→ **Input rows**:

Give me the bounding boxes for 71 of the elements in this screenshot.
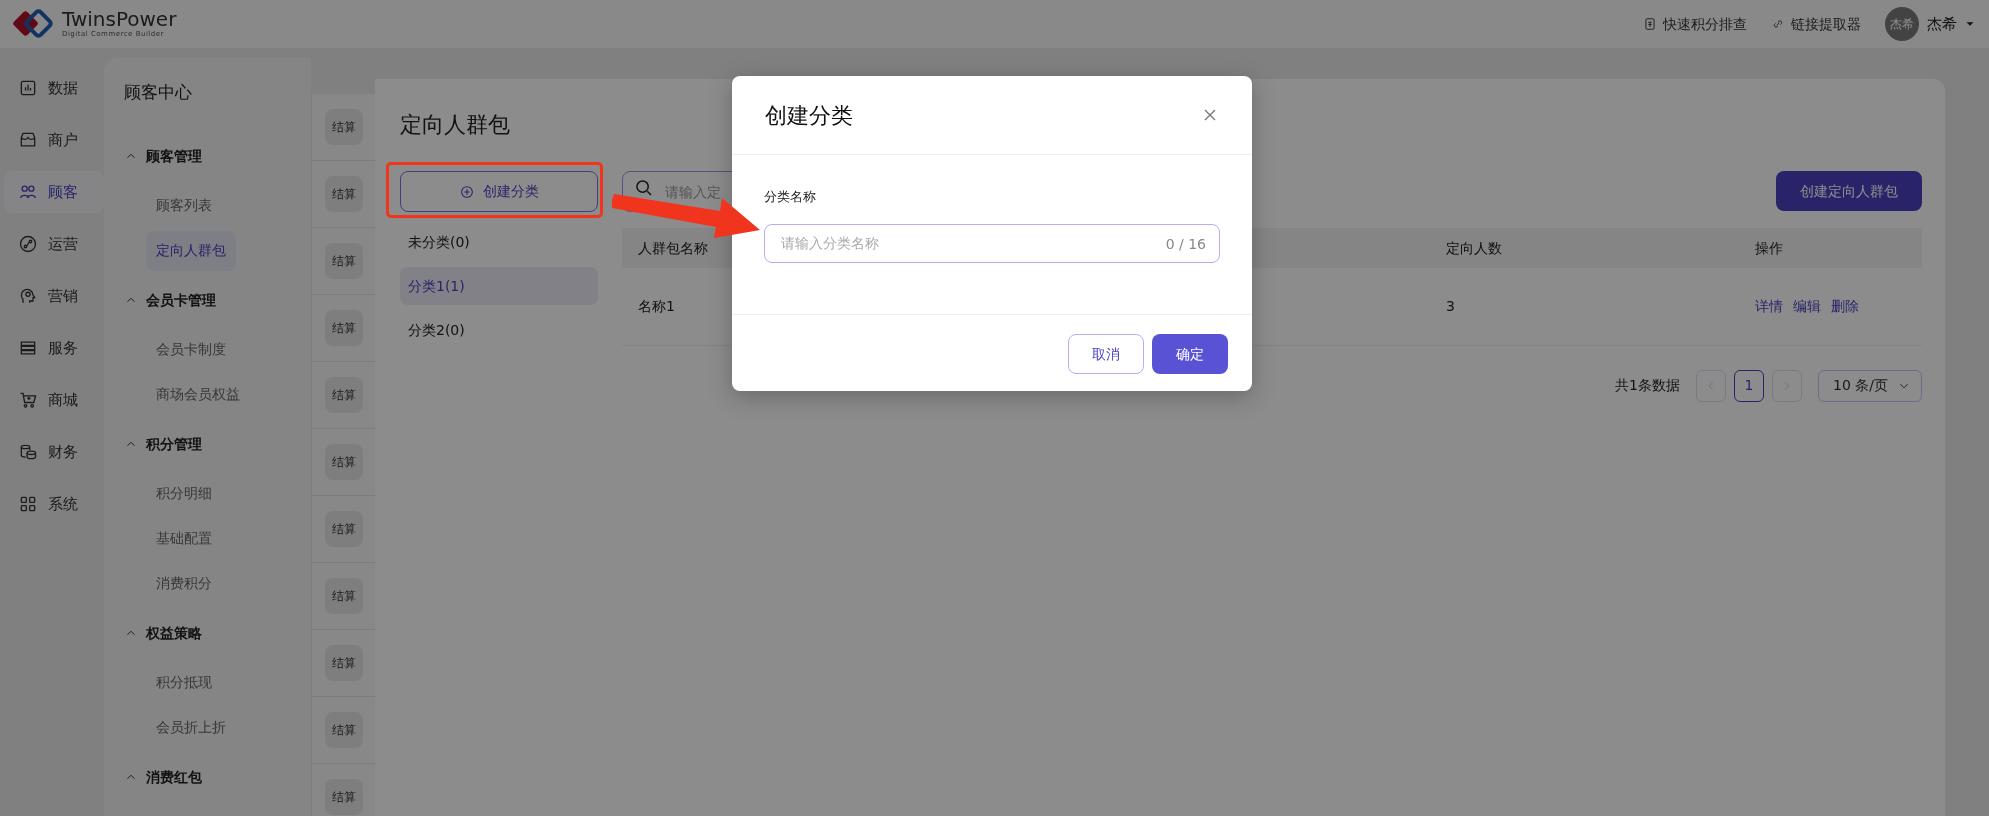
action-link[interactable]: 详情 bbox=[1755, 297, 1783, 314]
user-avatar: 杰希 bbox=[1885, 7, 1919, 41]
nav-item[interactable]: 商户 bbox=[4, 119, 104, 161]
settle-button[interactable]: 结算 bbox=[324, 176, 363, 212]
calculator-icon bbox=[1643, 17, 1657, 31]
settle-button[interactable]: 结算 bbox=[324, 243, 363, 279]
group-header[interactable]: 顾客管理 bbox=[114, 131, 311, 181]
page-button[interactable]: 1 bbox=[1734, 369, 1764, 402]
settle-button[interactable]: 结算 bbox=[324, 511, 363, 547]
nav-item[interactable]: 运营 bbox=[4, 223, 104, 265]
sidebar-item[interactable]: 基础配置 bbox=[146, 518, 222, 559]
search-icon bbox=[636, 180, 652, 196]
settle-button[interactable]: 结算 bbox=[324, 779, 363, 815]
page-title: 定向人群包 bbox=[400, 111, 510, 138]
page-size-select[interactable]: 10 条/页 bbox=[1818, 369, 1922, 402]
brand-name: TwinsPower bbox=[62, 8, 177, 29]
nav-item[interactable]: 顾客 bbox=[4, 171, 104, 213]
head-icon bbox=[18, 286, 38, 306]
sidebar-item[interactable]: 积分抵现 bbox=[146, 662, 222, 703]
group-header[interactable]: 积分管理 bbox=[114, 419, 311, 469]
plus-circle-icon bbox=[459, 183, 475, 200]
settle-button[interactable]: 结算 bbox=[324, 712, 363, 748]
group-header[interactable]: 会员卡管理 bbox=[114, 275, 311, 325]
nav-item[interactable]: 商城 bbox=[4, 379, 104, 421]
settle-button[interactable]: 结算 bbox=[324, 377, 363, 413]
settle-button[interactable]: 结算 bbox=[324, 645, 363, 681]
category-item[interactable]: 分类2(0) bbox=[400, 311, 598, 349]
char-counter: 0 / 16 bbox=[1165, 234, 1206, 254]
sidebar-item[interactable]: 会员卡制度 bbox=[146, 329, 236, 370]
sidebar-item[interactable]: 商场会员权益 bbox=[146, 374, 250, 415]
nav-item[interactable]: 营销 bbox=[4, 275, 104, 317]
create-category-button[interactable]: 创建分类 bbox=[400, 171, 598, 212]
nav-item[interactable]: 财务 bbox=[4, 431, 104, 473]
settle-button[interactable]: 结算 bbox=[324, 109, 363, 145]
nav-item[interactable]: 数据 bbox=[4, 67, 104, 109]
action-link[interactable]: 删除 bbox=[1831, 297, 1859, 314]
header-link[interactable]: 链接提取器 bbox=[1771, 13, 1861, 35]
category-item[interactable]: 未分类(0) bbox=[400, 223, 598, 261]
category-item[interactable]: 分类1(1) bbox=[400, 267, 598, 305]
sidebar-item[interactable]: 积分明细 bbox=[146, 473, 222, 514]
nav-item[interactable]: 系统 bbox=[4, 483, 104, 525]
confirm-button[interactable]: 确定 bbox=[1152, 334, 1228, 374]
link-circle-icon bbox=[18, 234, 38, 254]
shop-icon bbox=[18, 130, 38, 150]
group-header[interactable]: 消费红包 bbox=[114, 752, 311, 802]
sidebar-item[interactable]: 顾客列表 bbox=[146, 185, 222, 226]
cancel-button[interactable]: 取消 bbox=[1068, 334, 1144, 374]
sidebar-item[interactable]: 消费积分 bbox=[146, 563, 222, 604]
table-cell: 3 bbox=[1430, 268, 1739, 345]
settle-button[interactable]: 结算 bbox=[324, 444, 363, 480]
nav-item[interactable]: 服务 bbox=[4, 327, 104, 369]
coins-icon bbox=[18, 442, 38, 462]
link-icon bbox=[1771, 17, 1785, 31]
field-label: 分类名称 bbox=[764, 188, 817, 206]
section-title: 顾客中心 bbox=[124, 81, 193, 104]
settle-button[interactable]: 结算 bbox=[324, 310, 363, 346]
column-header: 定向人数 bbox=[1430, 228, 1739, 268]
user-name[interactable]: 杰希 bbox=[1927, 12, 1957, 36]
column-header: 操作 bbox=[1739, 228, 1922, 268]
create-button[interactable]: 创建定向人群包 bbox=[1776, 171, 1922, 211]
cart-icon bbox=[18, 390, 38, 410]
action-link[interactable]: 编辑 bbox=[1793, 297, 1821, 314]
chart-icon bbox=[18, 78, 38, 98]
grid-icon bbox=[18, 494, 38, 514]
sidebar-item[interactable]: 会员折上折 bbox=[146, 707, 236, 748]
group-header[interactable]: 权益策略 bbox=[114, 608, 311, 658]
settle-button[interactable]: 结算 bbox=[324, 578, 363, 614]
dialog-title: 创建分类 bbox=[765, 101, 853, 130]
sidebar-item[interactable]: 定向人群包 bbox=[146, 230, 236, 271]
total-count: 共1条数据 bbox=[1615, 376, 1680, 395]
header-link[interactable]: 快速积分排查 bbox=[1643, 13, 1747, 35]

→ **Exercise details**: Could you write out the lines of the material above, starting with the line containing "action-link[interactable]: 详情 bbox=[1755, 297, 1783, 314]" and going on through the line containing "settle-button[interactable]: 结算 bbox=[324, 511, 363, 547]", without changing anything?

→ **Solved exercise**:
action-link[interactable]: 详情 bbox=[1755, 297, 1783, 314]
user-avatar: 杰希 bbox=[1885, 7, 1919, 41]
nav-item[interactable]: 商户 bbox=[4, 119, 104, 161]
settle-button[interactable]: 结算 bbox=[324, 176, 363, 212]
calculator-icon bbox=[1643, 17, 1657, 31]
settle-button[interactable]: 结算 bbox=[324, 243, 363, 279]
group-header[interactable]: 顾客管理 bbox=[114, 131, 311, 181]
page-button[interactable]: 1 bbox=[1734, 369, 1764, 402]
settle-button[interactable]: 结算 bbox=[324, 511, 363, 547]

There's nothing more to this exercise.